• RECORDS FOR THIS TASK:
-- start --

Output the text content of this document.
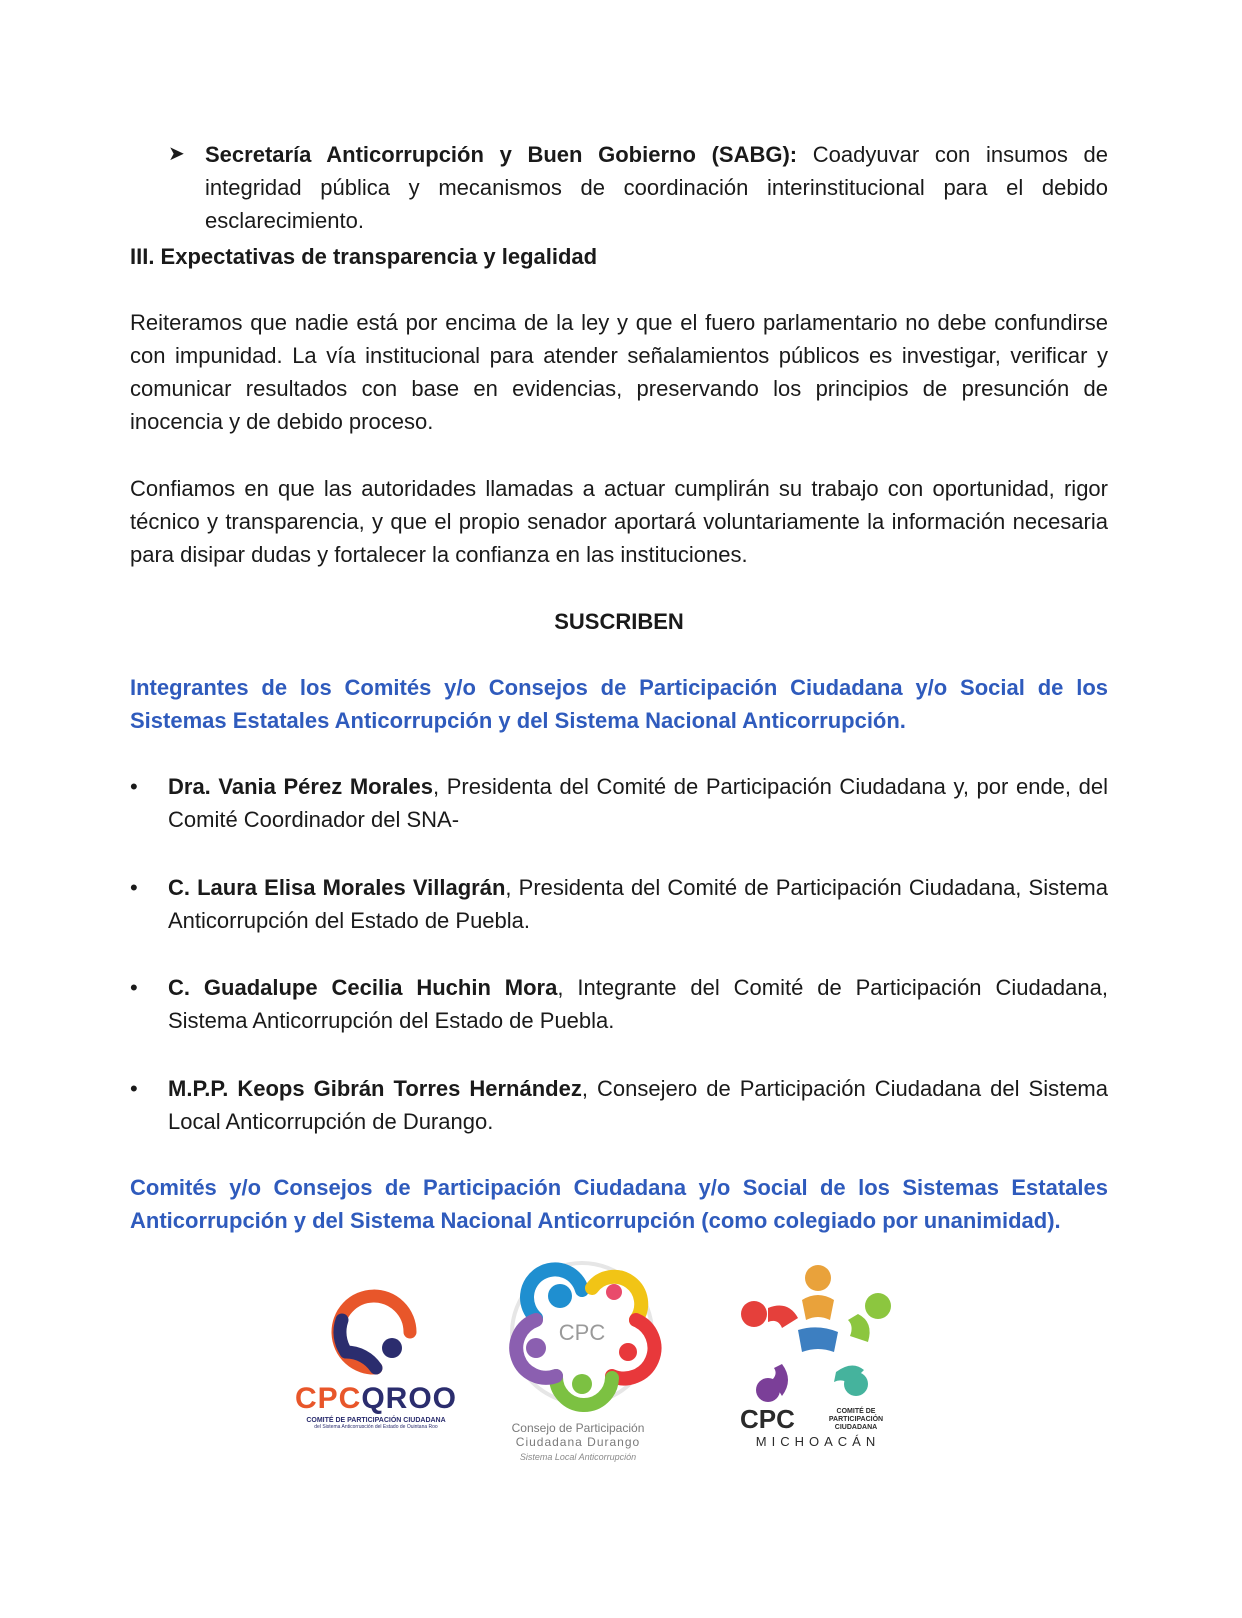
➤ Secretaría Anticorrupción y Buen Gobierno (SABG): Coadyuvar con insumos de integridad pública y mecanismos de coordinación interinstitucional para el debido esclarecimiento.
III. Expectativas de transparencia y legalidad
Reiteramos que nadie está por encima de la ley y que el fuero parlamentario no debe confundirse con impunidad. La vía institucional para atender señalamientos públicos es investigar, verificar y comunicar resultados con base en evidencias, preservando los principios de presunción de inocencia y de debido proceso.
Confiamos en que las autoridades llamadas a actuar cumplirán su trabajo con oportunidad, rigor técnico y transparencia, y que el propio senador aportará voluntariamente la información necesaria para disipar dudas y fortalecer la confianza en las instituciones.
SUSCRIBEN
Integrantes de los Comités y/o Consejos de Participación Ciudadana y/o Social de los Sistemas Estatales Anticorrupción y del Sistema Nacional Anticorrupción.
• Dra. Vania Pérez Morales, Presidenta del Comité de Participación Ciudadana y, por ende, del Comité Coordinador del SNA-
• C. Laura Elisa Morales Villagrán, Presidenta del Comité de Participación Ciudadana, Sistema Anticorrupción del Estado de Puebla.
• C. Guadalupe Cecilia Huchin Mora, Integrante del Comité de Participación Ciudadana, Sistema Anticorrupción del Estado de Puebla.
• M.P.P. Keops Gibrán Torres Hernández, Consejero de Participación Ciudadana del Sistema Local Anticorrupción de Durango.
Comités y/o Consejos de Participación Ciudadana y/o Social de los Sistemas Estatales Anticorrupción y del Sistema Nacional Anticorrupción (como colegiado por unanimidad).
CPCQROO
COMITÉ DE PARTICIPACIÓN CIUDADANA
del Sistema Anticorrupción del Estado de Quintana Roo
CPC
Consejo de Participación
Ciudadana Durango
Sistema Local Anticorrupción
CPC	COMITÉ DE
PARTICIPACIÓN
CIUDADANA
MICHOACÁN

-- end --

• WORK TO COMPLETE:
Look through the entries above; copy each line where the string "Social" appears.

• SOLUTION FOR THIS EXERCISE:
Integrantes de los Comités y/o Consejos de Participación Ciudadana y/o Social de los Sistemas Estatales Anticorrupción y del Sistema Nacional Anticorrupción.
Comités y/o Consejos de Participación Ciudadana y/o Social de los Sistemas Estatales Anticorrupción y del Sistema Nacional Anticorrupción (como colegiado por unanimidad).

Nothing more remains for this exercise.